### [Task directions]
Sort through the data and copy the lines holding the word "title".

### [Supplied data]
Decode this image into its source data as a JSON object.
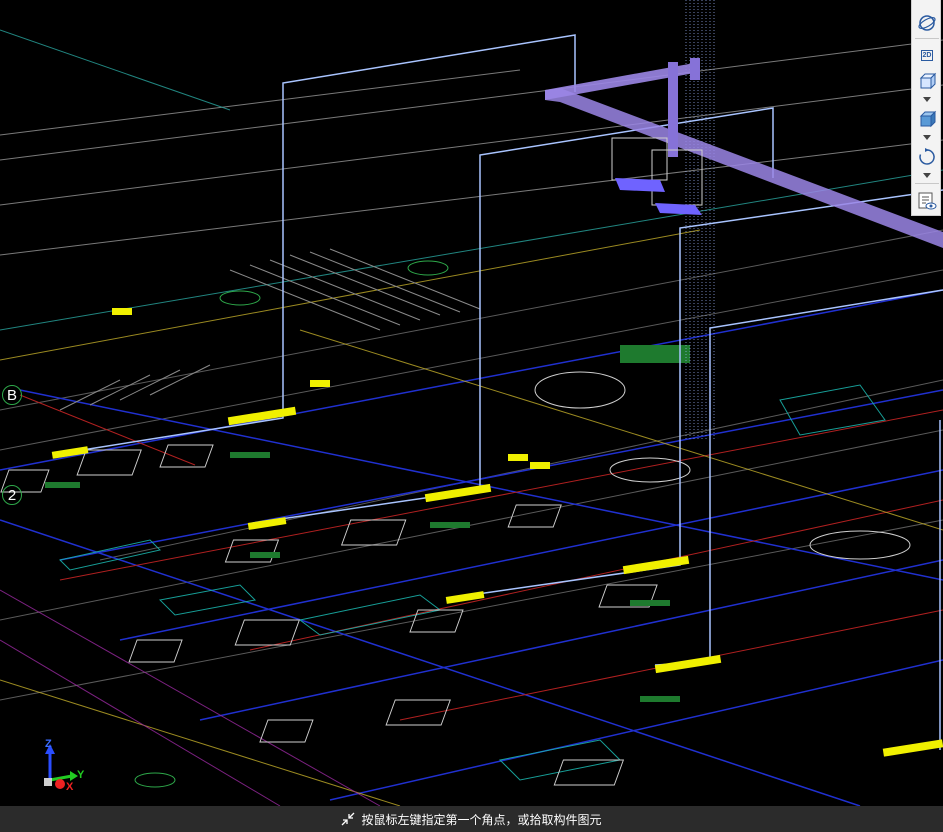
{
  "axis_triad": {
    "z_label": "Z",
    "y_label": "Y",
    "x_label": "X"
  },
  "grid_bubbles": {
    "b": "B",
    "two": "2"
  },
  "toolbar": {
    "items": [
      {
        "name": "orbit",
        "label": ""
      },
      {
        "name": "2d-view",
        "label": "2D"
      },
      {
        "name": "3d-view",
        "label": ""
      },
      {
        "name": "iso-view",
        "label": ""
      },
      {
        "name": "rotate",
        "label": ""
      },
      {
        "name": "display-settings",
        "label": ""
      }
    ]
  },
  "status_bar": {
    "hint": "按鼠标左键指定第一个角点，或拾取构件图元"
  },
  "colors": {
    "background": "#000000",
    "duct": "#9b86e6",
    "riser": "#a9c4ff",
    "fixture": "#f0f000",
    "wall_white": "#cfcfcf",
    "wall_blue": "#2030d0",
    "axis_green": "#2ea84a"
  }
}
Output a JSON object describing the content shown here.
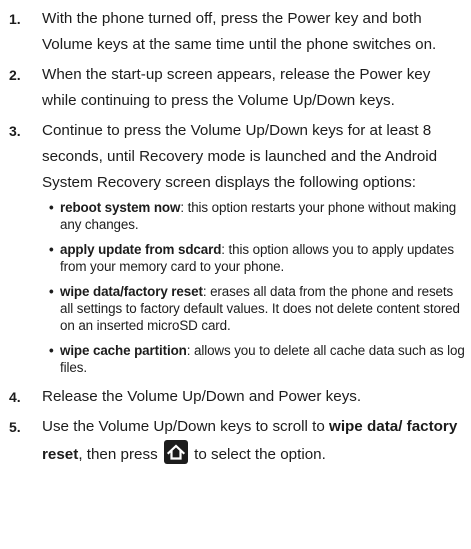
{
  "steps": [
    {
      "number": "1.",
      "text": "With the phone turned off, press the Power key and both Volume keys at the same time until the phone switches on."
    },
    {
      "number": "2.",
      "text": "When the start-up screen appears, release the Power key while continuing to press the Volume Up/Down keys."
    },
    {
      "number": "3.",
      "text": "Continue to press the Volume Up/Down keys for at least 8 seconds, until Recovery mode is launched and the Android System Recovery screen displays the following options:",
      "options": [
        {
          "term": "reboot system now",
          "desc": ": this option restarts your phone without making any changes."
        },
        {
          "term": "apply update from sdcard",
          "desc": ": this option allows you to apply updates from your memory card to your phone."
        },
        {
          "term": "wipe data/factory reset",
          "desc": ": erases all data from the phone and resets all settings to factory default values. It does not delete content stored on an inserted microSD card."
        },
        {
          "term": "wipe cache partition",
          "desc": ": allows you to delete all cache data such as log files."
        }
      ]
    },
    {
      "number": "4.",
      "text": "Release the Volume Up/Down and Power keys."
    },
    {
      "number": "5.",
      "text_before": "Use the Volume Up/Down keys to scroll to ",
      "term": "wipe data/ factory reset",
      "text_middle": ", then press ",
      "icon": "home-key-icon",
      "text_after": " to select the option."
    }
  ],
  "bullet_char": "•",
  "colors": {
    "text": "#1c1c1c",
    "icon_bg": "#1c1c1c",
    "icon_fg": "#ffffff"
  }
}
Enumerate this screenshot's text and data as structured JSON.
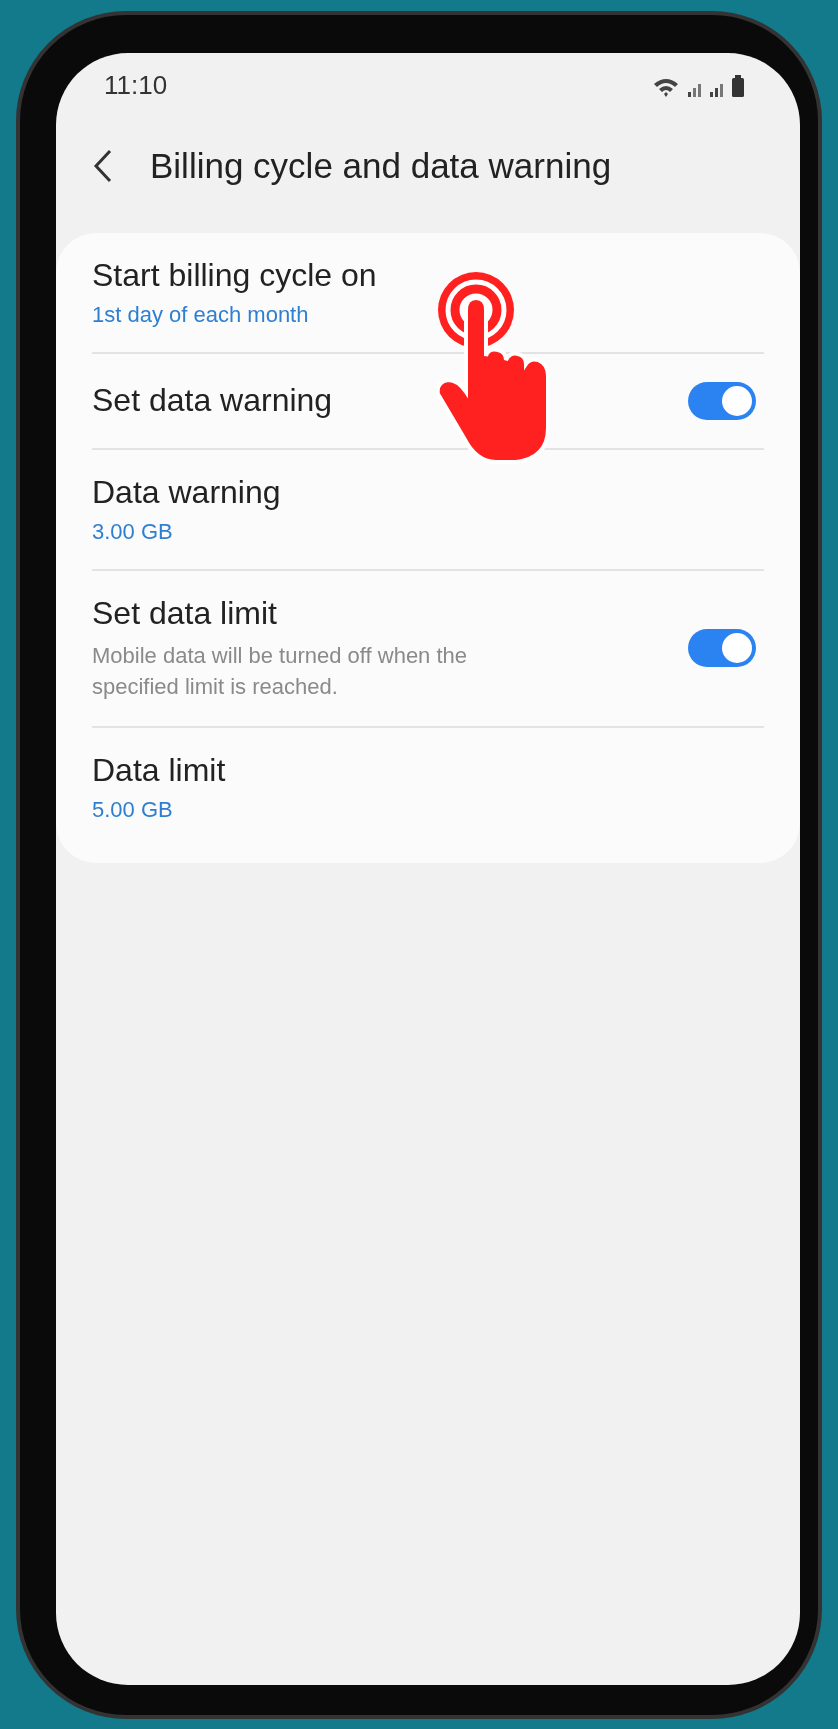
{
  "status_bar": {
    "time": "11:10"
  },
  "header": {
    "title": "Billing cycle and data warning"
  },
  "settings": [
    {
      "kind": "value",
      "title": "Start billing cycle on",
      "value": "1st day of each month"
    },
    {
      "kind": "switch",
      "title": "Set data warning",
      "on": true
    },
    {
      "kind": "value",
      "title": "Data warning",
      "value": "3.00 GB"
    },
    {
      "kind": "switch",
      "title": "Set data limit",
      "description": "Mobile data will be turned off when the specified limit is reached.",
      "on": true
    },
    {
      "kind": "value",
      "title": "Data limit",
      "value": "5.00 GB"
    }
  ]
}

### [Exercise solution]
    "title": "Billing cycle and data warning"
      "title": "Start billing cycle on",
      "title": "Set data warning",
      "title": "Data warning",
      "title": "Set data limit",
      "title": "Data limit",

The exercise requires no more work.